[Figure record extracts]
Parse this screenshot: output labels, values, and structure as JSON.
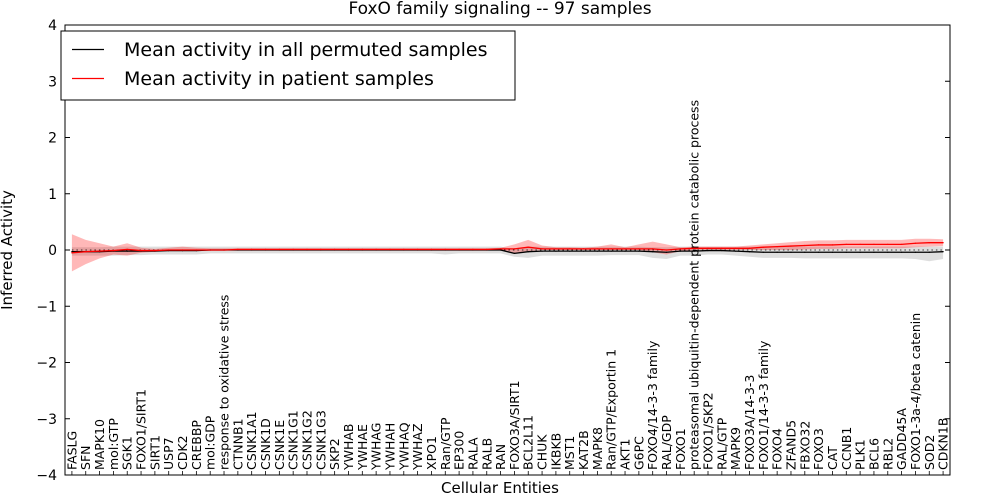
{
  "chart_data": {
    "type": "line",
    "title": "FoxO family signaling -- 97 samples",
    "xlabel": "Cellular Entities",
    "ylabel": "Inferred Activity",
    "ylim": [
      -4,
      4
    ],
    "yticks": [
      "−4",
      "−3",
      "−2",
      "−1",
      "0",
      "1",
      "2",
      "3",
      "4"
    ],
    "legend": {
      "placement": "top-left",
      "entries": [
        {
          "name": "Mean activity in all permuted samples",
          "color": "#000000"
        },
        {
          "name": "Mean activity in patient samples",
          "color": "#ff0000"
        }
      ]
    },
    "categories": [
      "FASLG",
      "SFN",
      "MAPK10",
      "mol:GTP",
      "SGK1",
      "FOXO1/SIRT1",
      "SIRT1",
      "USP7",
      "CDK2",
      "CREBBP",
      "mol:GDP",
      "response to oxidative stress",
      "CTNNB1",
      "CSNK1A1",
      "CSNK1D",
      "CSNK1E",
      "CSNK1G1",
      "CSNK1G2",
      "CSNK1G3",
      "SKP2",
      "YWHAB",
      "YWHAE",
      "YWHAG",
      "YWHAH",
      "YWHAQ",
      "YWHAZ",
      "XPO1",
      "Ran/GTP",
      "EP300",
      "RALA",
      "RALB",
      "RAN",
      "FOXO3A/SIRT1",
      "BCL2L11",
      "CHUK",
      "IKBKB",
      "MST1",
      "KAT2B",
      "MAPK8",
      "Ran/GTP/Exportin 1",
      "AKT1",
      "G6PC",
      "FOXO4/14-3-3 family",
      "RAL/GDP",
      "FOXO1",
      "proteasomal ubiquitin-dependent protein catabolic process",
      "FOXO1/SKP2",
      "RAL/GTP",
      "MAPK9",
      "FOXO3A/14-3-3",
      "FOXO1/14-3-3 family",
      "FOXO4",
      "ZFAND5",
      "FBXO32",
      "FOXO3",
      "CAT",
      "CCNB1",
      "PLK1",
      "BCL6",
      "RBL2",
      "GADD45A",
      "FOXO1-3a-4/beta catenin",
      "SOD2",
      "CDKN1B"
    ],
    "series": [
      {
        "name": "Mean activity in all permuted samples",
        "color": "#000000",
        "values": [
          -0.03,
          -0.03,
          -0.03,
          -0.02,
          -0.02,
          -0.02,
          -0.02,
          -0.01,
          -0.01,
          -0.01,
          0.0,
          0.0,
          0.0,
          0.0,
          0.0,
          0.0,
          0.0,
          0.0,
          0.0,
          0.0,
          0.0,
          0.0,
          0.0,
          0.0,
          0.0,
          0.0,
          0.0,
          0.0,
          0.0,
          0.0,
          0.0,
          0.0,
          -0.06,
          -0.03,
          -0.02,
          -0.02,
          -0.02,
          -0.02,
          -0.02,
          -0.02,
          -0.02,
          -0.02,
          -0.03,
          -0.04,
          -0.02,
          -0.02,
          -0.01,
          -0.01,
          -0.02,
          -0.03,
          -0.04,
          -0.04,
          -0.04,
          -0.04,
          -0.04,
          -0.04,
          -0.04,
          -0.04,
          -0.04,
          -0.04,
          -0.04,
          -0.04,
          -0.04,
          -0.03
        ],
        "lower": [
          -0.1,
          -0.1,
          -0.1,
          -0.1,
          -0.09,
          -0.09,
          -0.08,
          -0.08,
          -0.08,
          -0.08,
          -0.06,
          -0.06,
          -0.06,
          -0.06,
          -0.06,
          -0.06,
          -0.06,
          -0.06,
          -0.06,
          -0.06,
          -0.06,
          -0.06,
          -0.06,
          -0.06,
          -0.06,
          -0.06,
          -0.06,
          -0.08,
          -0.06,
          -0.06,
          -0.06,
          -0.06,
          -0.12,
          -0.14,
          -0.1,
          -0.1,
          -0.1,
          -0.1,
          -0.1,
          -0.09,
          -0.09,
          -0.09,
          -0.14,
          -0.16,
          -0.1,
          -0.1,
          -0.08,
          -0.08,
          -0.1,
          -0.12,
          -0.14,
          -0.14,
          -0.14,
          -0.15,
          -0.15,
          -0.15,
          -0.15,
          -0.15,
          -0.15,
          -0.15,
          -0.15,
          -0.16,
          -0.2,
          -0.16
        ],
        "upper": [
          0.05,
          0.05,
          0.05,
          0.06,
          0.06,
          0.06,
          0.06,
          0.06,
          0.06,
          0.06,
          0.06,
          0.06,
          0.06,
          0.06,
          0.06,
          0.06,
          0.06,
          0.06,
          0.06,
          0.06,
          0.06,
          0.06,
          0.06,
          0.06,
          0.06,
          0.06,
          0.06,
          0.06,
          0.06,
          0.06,
          0.06,
          0.06,
          0.02,
          0.06,
          0.06,
          0.06,
          0.06,
          0.06,
          0.06,
          0.06,
          0.06,
          0.06,
          0.05,
          0.05,
          0.06,
          0.06,
          0.06,
          0.06,
          0.06,
          0.06,
          0.06,
          0.06,
          0.06,
          0.06,
          0.06,
          0.06,
          0.06,
          0.06,
          0.06,
          0.06,
          0.06,
          0.06,
          0.06,
          0.06
        ]
      },
      {
        "name": "Mean activity in patient samples",
        "color": "#ff0000",
        "values": [
          -0.05,
          -0.03,
          -0.02,
          -0.01,
          0.01,
          -0.01,
          -0.01,
          0.0,
          0.0,
          0.0,
          0.0,
          0.0,
          0.01,
          0.01,
          0.01,
          0.01,
          0.01,
          0.01,
          0.01,
          0.01,
          0.01,
          0.01,
          0.01,
          0.01,
          0.01,
          0.01,
          0.01,
          0.01,
          0.01,
          0.01,
          0.01,
          0.02,
          0.02,
          0.05,
          0.02,
          0.02,
          0.02,
          0.02,
          0.02,
          0.02,
          0.02,
          0.02,
          0.02,
          0.0,
          0.02,
          0.03,
          0.03,
          0.03,
          0.03,
          0.03,
          0.05,
          0.06,
          0.07,
          0.08,
          0.09,
          0.09,
          0.1,
          0.1,
          0.1,
          0.1,
          0.1,
          0.12,
          0.13,
          0.13
        ],
        "lower": [
          -0.38,
          -0.25,
          -0.15,
          -0.08,
          -0.1,
          -0.05,
          -0.03,
          -0.02,
          -0.02,
          -0.02,
          -0.01,
          -0.01,
          0.0,
          0.0,
          0.0,
          0.0,
          0.0,
          0.0,
          0.0,
          0.0,
          0.0,
          0.0,
          0.0,
          0.0,
          0.0,
          0.0,
          0.0,
          0.0,
          0.0,
          0.0,
          0.0,
          0.0,
          -0.06,
          -0.02,
          0.0,
          0.0,
          0.0,
          0.0,
          0.0,
          0.0,
          0.0,
          0.0,
          -0.04,
          -0.08,
          -0.02,
          0.0,
          0.0,
          0.0,
          0.0,
          0.0,
          0.0,
          0.0,
          0.0,
          0.01,
          0.02,
          0.02,
          0.03,
          0.03,
          0.03,
          0.03,
          0.03,
          0.05,
          0.06,
          0.07
        ],
        "upper": [
          0.28,
          0.18,
          0.12,
          0.06,
          0.12,
          0.04,
          0.02,
          0.04,
          0.06,
          0.04,
          0.03,
          0.03,
          0.03,
          0.03,
          0.03,
          0.03,
          0.03,
          0.03,
          0.03,
          0.03,
          0.03,
          0.03,
          0.03,
          0.03,
          0.03,
          0.03,
          0.03,
          0.03,
          0.03,
          0.03,
          0.03,
          0.04,
          0.1,
          0.18,
          0.08,
          0.05,
          0.05,
          0.04,
          0.06,
          0.1,
          0.05,
          0.1,
          0.15,
          0.1,
          0.05,
          0.06,
          0.06,
          0.06,
          0.06,
          0.08,
          0.1,
          0.12,
          0.14,
          0.16,
          0.17,
          0.17,
          0.18,
          0.18,
          0.18,
          0.18,
          0.18,
          0.2,
          0.2,
          0.19
        ]
      }
    ]
  }
}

Aim of the exercise: Please copy each line of the records above in which the word "family" can be found.

Response below:
    "title": "FoxO family signaling -- 97 samples",
      "FOXO4/14-3-3 family",
      "FOXO1/14-3-3 family",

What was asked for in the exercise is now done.